* [QUOTED PASSAGE]

Trump has denied wrongdoing, and his campaign compared the “persecution” of the 77 year-old to Nazi Germany and “other authoritarian, dictatorial regimes.” But together with the other cases against him - in June, a grand jury indicted Trump on charges related to his handling of classified documents, and in March, a Manhattan grand jury voted to indict him over hush money payments to adult film star Stormy Daniels - it means he now faces 78 criminal charges across three different cases.

Yet he remains intent on becoming only the second US president to serve non-consecutive terms, and the mounting investigations against him have done little to impact his status as the frontrunner for the Republican nomination. Could that change? Much depends on how prosecutors take forward the four new criminal charges against him. Here are those charges:

Conspiracy to defraud the United States

The headline charge in the indictment is indicative of the sweeping case brought against Trump by prosecutors. The indictment does not specify one incident, but looks at the actions of the former US president over a two month period spanning the 2020 election to the day he departed the White House.

Former US Donald Trump has been charged with plotting to overturn his defeat to Joe Biden in the 2020 presidential election. Picture: Jeff Swensen/GettyFormer US Donald Trump has been charged with plotting to overturn his defeat to Joe Biden in the 2020 presidential election. Picture: Jeff Swensen/Getty
Former US Donald Trump has been charged with plotting to overturn his defeat to Joe Biden in the 2020 presidential election. Picture: Jeff Swensen/Getty

In short, the charge relates to what special counsel Jack Smith has described as Trump's repeated and widespread efforts to spread false claims about the election result while knowing they were not true, and the alleged attempts to illegally discount legitimate votes with the goal of overturning the outcome. The charge, which was recommended by the House select committee investigating the US Capitol attack, is punishable by up to five years imprisonment.

* [WRITTEN EXERCISE 1] Please transcribe everything in the passage on the charges against Trump, from "In short, the" down to "five years imprisonment.".

* [EXTRACTED DATA]
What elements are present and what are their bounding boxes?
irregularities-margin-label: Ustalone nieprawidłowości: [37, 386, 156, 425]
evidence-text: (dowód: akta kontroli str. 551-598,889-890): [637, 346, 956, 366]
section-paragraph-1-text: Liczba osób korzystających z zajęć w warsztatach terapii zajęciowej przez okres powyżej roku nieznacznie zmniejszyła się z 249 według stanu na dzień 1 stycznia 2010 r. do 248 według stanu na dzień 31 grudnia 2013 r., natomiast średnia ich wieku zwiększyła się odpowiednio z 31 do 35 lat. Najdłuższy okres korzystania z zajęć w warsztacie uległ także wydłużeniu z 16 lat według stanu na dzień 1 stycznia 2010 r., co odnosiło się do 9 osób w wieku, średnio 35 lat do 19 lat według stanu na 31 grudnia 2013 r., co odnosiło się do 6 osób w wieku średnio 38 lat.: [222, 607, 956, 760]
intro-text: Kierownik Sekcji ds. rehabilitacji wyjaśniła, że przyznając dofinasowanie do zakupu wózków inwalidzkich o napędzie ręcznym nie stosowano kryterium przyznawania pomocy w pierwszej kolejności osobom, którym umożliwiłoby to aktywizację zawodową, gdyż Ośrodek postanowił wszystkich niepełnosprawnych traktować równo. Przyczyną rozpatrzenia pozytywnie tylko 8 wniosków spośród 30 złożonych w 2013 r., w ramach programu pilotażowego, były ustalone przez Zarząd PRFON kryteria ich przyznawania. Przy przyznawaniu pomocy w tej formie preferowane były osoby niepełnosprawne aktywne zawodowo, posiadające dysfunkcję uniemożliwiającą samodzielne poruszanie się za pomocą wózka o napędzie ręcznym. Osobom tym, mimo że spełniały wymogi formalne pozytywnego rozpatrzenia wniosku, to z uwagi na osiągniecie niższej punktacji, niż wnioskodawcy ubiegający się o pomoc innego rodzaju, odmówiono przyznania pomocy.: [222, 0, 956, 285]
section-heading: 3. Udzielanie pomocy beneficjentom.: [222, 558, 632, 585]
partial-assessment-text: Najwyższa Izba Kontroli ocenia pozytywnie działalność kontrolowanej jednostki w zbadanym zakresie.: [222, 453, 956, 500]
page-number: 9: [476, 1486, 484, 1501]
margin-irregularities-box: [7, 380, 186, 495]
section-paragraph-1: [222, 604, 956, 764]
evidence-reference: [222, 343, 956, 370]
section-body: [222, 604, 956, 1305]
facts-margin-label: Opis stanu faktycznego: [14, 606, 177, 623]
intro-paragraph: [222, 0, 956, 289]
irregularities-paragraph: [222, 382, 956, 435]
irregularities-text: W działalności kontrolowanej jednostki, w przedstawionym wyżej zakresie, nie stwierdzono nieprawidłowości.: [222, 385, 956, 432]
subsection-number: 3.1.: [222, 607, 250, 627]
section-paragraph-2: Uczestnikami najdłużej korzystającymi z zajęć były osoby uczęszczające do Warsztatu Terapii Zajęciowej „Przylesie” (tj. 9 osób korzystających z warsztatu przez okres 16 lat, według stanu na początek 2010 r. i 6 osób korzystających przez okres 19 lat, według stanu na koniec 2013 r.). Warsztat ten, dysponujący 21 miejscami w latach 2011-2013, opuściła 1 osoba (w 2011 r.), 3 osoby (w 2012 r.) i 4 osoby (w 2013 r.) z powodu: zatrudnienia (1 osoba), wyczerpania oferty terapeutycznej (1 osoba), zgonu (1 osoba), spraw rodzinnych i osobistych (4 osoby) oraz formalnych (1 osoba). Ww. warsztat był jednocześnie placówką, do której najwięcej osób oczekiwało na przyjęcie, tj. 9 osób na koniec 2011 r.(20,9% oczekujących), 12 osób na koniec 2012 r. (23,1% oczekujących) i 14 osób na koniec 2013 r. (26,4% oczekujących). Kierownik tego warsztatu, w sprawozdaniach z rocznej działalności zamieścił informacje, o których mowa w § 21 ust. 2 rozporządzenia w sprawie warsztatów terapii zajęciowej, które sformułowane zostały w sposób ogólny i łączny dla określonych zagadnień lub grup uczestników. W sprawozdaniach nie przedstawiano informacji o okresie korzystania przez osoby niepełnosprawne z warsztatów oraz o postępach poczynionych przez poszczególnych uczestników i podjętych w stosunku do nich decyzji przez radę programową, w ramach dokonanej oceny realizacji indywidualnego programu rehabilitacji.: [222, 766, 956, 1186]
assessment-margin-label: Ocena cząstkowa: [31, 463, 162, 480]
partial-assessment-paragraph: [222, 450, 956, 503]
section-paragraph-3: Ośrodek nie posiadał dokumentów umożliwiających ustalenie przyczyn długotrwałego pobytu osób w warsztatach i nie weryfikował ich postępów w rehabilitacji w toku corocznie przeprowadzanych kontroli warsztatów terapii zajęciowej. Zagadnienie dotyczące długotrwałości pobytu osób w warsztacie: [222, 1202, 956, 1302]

* [WRITTEN EXERCISE 2] Format everything in the entries, from their start down to the line containing "section-paragraph-1-text: Liczba osób", as a Markdown table with the columns n and Line. Leave out blank lines.

* [COMPLETE RESPONSE 1]
In short, the charge relates to what special counsel Jack Smith has described as Trump's repeated and widespread efforts to spread false claims about the election result while knowing they were not true, and the alleged attempts to illegally discount legitimate votes with the goal of overturning the outcome. The charge, which was recommended by the House select committee investigating the US Capitol attack, is punishable by up to five years imprisonment.

* [COMPLETE RESPONSE 2]
| n | Line |
|---|---|
| 1 | What elements are present and what are their bounding boxes? |
| 2 | irregularities-margin-label: Ustalone nieprawidłowości: [37, 386, 156, 425] |
| 3 | evidence-text: (dowód: akta kontroli str. 551-598,889-890): [637, 346, 956, 366] |
| 4 | section-paragraph-1-text: Liczba osób korzystających z zajęć w warsztatach terapii zajęciowej przez okres powyżej roku nieznacznie zmniejszyła się z 249 według stanu na dzień 1 stycznia 2010 r. do 248 według stanu na dzień 31 grudnia 2013 r., natomiast średnia ich wieku zwiększyła się odpowiednio z 31 do 35 lat. Najdłuższy okres korzystania z zajęć w warsztacie uległ także wydłużeniu z 16 lat według stanu na dzień 1 stycznia 2010 r., co odnosiło się do 9 osób w wieku, średnio 35 lat do 19 lat według stanu na 31 grudnia 2013 r., co odnosiło się do 6 osób w wieku średnio 38 lat.: [222, 607, 956, 760] |